* STATED PROBLEM *
Give the listing again in full, exactly as written.

Saved data entries
• • • • • • •
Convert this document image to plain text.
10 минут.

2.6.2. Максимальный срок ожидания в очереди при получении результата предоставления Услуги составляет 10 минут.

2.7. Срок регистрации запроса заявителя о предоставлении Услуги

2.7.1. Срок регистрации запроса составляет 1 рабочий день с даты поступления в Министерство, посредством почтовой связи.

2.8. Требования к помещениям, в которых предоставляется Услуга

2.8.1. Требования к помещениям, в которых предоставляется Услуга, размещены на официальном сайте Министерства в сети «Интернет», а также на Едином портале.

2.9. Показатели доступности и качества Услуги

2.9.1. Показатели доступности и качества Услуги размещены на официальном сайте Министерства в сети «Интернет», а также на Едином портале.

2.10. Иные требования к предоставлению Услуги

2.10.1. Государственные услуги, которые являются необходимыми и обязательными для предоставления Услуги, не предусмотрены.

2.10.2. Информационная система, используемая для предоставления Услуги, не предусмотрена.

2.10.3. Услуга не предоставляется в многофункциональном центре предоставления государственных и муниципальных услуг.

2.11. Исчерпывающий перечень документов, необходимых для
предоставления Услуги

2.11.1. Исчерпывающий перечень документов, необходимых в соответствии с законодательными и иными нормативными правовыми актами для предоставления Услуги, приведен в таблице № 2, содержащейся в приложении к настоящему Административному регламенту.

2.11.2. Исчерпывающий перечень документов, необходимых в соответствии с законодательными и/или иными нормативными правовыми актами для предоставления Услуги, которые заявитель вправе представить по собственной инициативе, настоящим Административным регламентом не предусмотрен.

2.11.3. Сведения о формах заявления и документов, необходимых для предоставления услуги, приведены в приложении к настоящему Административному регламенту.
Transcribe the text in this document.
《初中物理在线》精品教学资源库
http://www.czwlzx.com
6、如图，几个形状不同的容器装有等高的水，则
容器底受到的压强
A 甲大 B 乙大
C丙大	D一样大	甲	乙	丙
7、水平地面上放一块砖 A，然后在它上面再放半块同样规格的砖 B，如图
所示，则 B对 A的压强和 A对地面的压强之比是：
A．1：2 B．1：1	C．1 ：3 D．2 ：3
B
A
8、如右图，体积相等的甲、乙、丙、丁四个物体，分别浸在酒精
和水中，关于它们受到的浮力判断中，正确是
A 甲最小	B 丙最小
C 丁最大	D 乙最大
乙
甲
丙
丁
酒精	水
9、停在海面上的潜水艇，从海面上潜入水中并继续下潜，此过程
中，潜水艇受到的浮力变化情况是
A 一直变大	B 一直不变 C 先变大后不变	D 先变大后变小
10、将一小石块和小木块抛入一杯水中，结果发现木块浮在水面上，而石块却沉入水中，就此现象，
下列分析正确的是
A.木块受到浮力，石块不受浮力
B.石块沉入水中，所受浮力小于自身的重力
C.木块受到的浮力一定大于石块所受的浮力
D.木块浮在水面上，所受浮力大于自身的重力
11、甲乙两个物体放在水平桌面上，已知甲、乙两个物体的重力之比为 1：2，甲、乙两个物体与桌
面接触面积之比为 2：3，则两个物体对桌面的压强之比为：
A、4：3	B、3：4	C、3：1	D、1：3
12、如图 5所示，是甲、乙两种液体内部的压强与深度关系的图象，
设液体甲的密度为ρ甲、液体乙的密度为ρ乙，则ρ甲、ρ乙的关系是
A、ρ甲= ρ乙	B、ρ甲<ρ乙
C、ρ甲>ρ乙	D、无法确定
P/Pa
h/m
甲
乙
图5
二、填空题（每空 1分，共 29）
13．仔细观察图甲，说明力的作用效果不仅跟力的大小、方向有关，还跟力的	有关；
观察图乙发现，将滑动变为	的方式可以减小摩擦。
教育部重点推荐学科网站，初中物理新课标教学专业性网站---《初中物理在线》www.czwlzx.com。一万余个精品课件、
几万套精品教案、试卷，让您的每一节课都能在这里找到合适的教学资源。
• • • • • • •
* OUTPUT OF THE TASK *
Convert this document image to plain text.
10 минут.

2.6.2. Максимальный срок ожидания в очереди при получении результата предоставления Услуги составляет 10 минут.

2.7. Срок регистрации запроса заявителя о предоставлении Услуги

2.7.1. Срок регистрации запроса составляет 1 рабочий день с даты поступления в Министерство, посредством почтовой связи.

2.8. Требования к помещениям, в которых предоставляется Услуга

2.8.1. Требования к помещениям, в которых предоставляется Услуга, размещены на официальном сайте Министерства в сети «Интернет», а также на Едином портале.

2.9. Показатели доступности и качества Услуги

2.9.1. Показатели доступности и качества Услуги размещены на официальном сайте Министерства в сети «Интернет», а также на Едином портале.

2.10. Иные требования к предоставлению Услуги

2.10.1. Государственные услуги, которые являются необходимыми и обязательными для предоставления Услуги, не предусмотрены.

2.10.2. Информационная система, используемая для предоставления Услуги, не предусмотрена.

2.10.3. Услуга не предоставляется в многофункциональном центре предоставления государственных и муниципальных услуг.

2.11. Исчерпывающий перечень документов, необходимых для
предоставления Услуги

2.11.1. Исчерпывающий перечень документов, необходимых в соответствии с законодательными и иными нормативными правовыми актами для предоставления Услуги, приведен в таблице № 2, содержащейся в приложении к настоящему Административному регламенту.

2.11.2. Исчерпывающий перечень документов, необходимых в соответствии с законодательными и/или иными нормативными правовыми актами для предоставления Услуги, которые заявитель вправе представить по собственной инициативе, настоящим Административным регламентом не предусмотрен.

2.11.3. Сведения о формах заявления и документов, необходимых для предоставления услуги, приведены в приложении к настоящему Административному регламенту.
Transcribe the text in this document.
《初中物理在线》精品教学资源库
http://www.czwlzx.com
6、如图，几个形状不同的容器装有等高的水，则
容器底受到的压强
A 甲大 B 乙大
C丙大	D一样大	甲	乙	丙
7、水平地面上放一块砖 A，然后在它上面再放半块同样规格的砖 B，如图
所示，则 B对 A的压强和 A对地面的压强之比是：
A．1：2 B．1：1	C．1 ：3 D．2 ：3
B
A
8、如右图，体积相等的甲、乙、丙、丁四个物体，分别浸在酒精
和水中，关于它们受到的浮力判断中，正确是
A 甲最小	B 丙最小
C 丁最大	D 乙最大
乙
甲
丙
丁
酒精	水
9、停在海面上的潜水艇，从海面上潜入水中并继续下潜，此过程
中，潜水艇受到的浮力变化情况是
A 一直变大	B 一直不变 C 先变大后不变	D 先变大后变小
10、将一小石块和小木块抛入一杯水中，结果发现木块浮在水面上，而石块却沉入水中，就此现象，
下列分析正确的是
A.木块受到浮力，石块不受浮力
B.石块沉入水中，所受浮力小于自身的重力
C.木块受到的浮力一定大于石块所受的浮力
D.木块浮在水面上，所受浮力大于自身的重力
11、甲乙两个物体放在水平桌面上，已知甲、乙两个物体的重力之比为 1：2，甲、乙两个物体与桌
面接触面积之比为 2：3，则两个物体对桌面的压强之比为：
A、4：3	B、3：4	C、3：1	D、1：3
12、如图 5所示，是甲、乙两种液体内部的压强与深度关系的图象，
设液体甲的密度为ρ甲、液体乙的密度为ρ乙，则ρ甲、ρ乙的关系是
A、ρ甲= ρ乙	B、ρ甲<ρ乙
C、ρ甲>ρ乙	D、无法确定
P/Pa
h/m
甲
乙
图5
二、填空题（每空 1分，共 29）
13．仔细观察图甲，说明力的作用效果不仅跟力的大小、方向有关，还跟力的	有关；
观察图乙发现，将滑动变为	的方式可以减小摩擦。
教育部重点推荐学科网站，初中物理新课标教学专业性网站---《初中物理在线》www.czwlzx.com。一万余个精品课件、
几万套精品教案、试卷，让您的每一节课都能在这里找到合适的教学资源。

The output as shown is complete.